TO DO: Leave out the images; return the rest of the data exactly.

DATA PROVIDED:
━━━━━━

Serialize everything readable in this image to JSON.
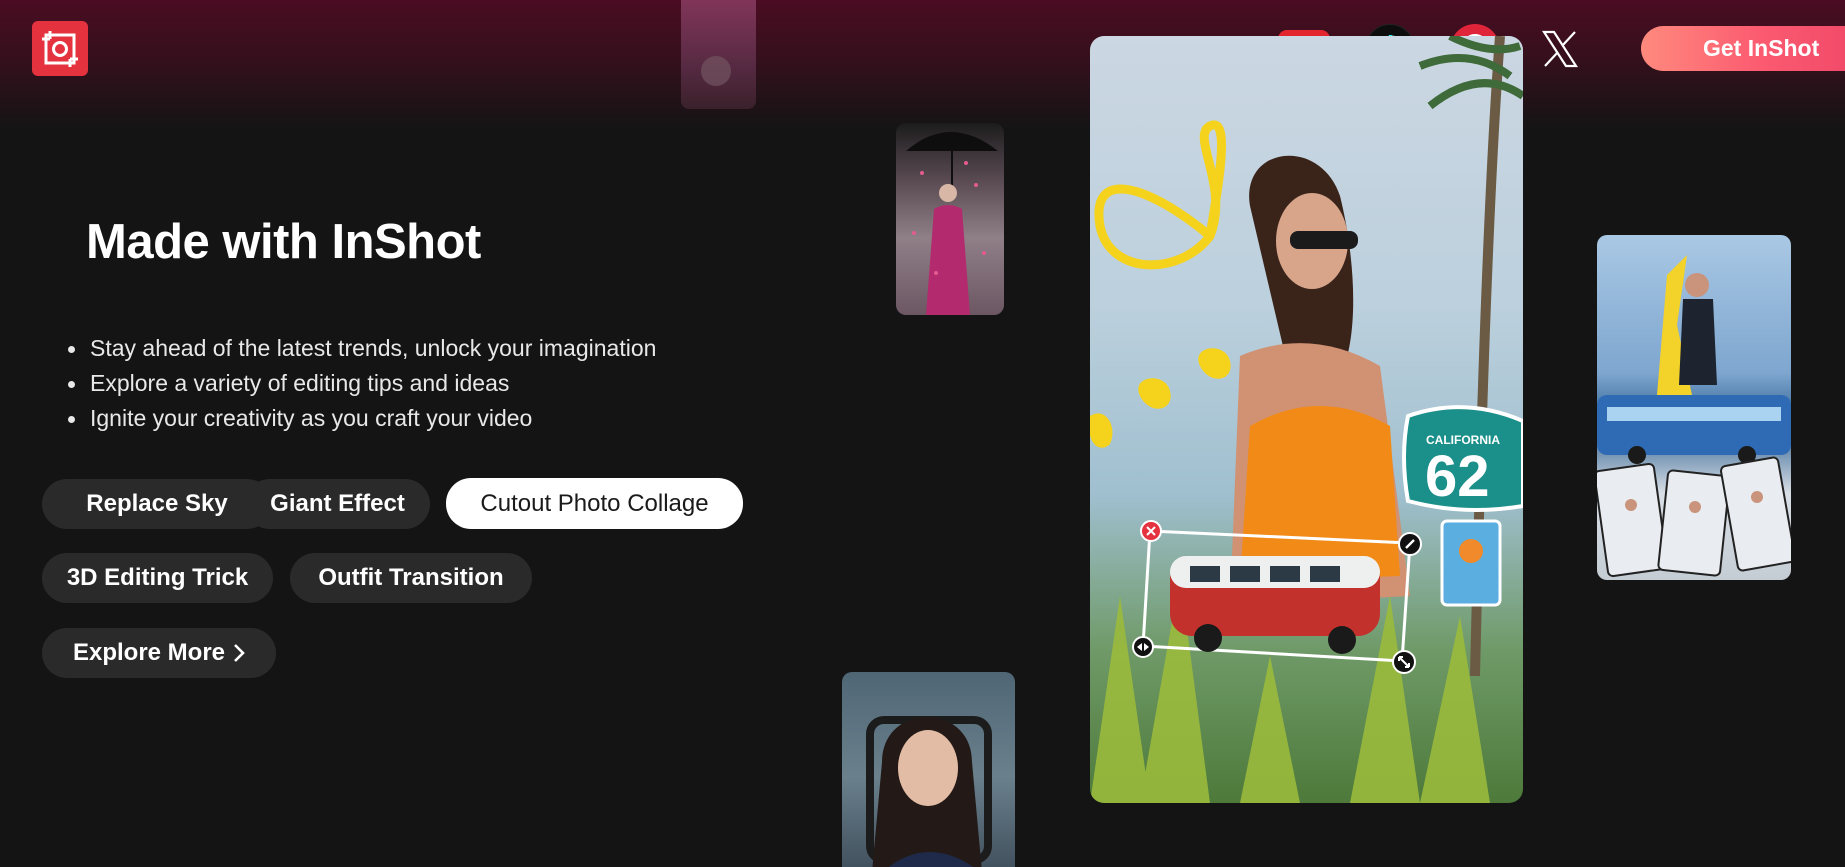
{
  "brand": {
    "logo_icon": "inshot-logo-icon",
    "accent_color": "#e5323f"
  },
  "header": {
    "social": [
      {
        "name": "youtube-icon",
        "color": "#e3262e"
      },
      {
        "name": "tiktok-icon",
        "color": "#0d0d0d"
      },
      {
        "name": "pinterest-icon",
        "color": "#e0243a"
      },
      {
        "name": "x-icon",
        "color": "#ffffff"
      }
    ],
    "cta_label": "Get InShot"
  },
  "hero": {
    "title": "Made with InShot",
    "bullets": [
      "Stay ahead of the latest trends, unlock your imagination",
      "Explore a variety of editing tips and ideas",
      "Ignite your creativity as you craft your video"
    ],
    "chips": [
      {
        "label": "Replace Sky",
        "active": false
      },
      {
        "label": "Giant Effect",
        "active": false
      },
      {
        "label": "Cutout Photo Collage",
        "active": true
      },
      {
        "label": "3D Editing Trick",
        "active": false
      },
      {
        "label": "Outfit Transition",
        "active": false
      }
    ],
    "explore_label": "Explore More"
  },
  "main_photo": {
    "sign_state": "CALIFORNIA",
    "sign_number": "62"
  }
}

━━━━━━

ANSWER TO THIS EXERCISE:
Serialize everything readable in this image to JSON.
{
  "brand": {
    "logo_icon": "inshot-logo-icon",
    "accent_color": "#e5323f"
  },
  "header": {
    "social": [
      {
        "name": "youtube-icon",
        "color": "#e3262e"
      },
      {
        "name": "tiktok-icon",
        "color": "#0d0d0d"
      },
      {
        "name": "pinterest-icon",
        "color": "#e0243a"
      },
      {
        "name": "x-icon",
        "color": "#ffffff"
      }
    ],
    "cta_label": "Get InShot"
  },
  "hero": {
    "title": "Made with InShot",
    "bullets": [
      "Stay ahead of the latest trends, unlock your imagination",
      "Explore a variety of editing tips and ideas",
      "Ignite your creativity as you craft your video"
    ],
    "chips": [
      {
        "label": "Replace Sky",
        "active": false
      },
      {
        "label": "Giant Effect",
        "active": false
      },
      {
        "label": "Cutout Photo Collage",
        "active": true
      },
      {
        "label": "3D Editing Trick",
        "active": false
      },
      {
        "label": "Outfit Transition",
        "active": false
      }
    ],
    "explore_label": "Explore More"
  },
  "main_photo": {
    "sign_state": "CALIFORNIA",
    "sign_number": "62"
  }
}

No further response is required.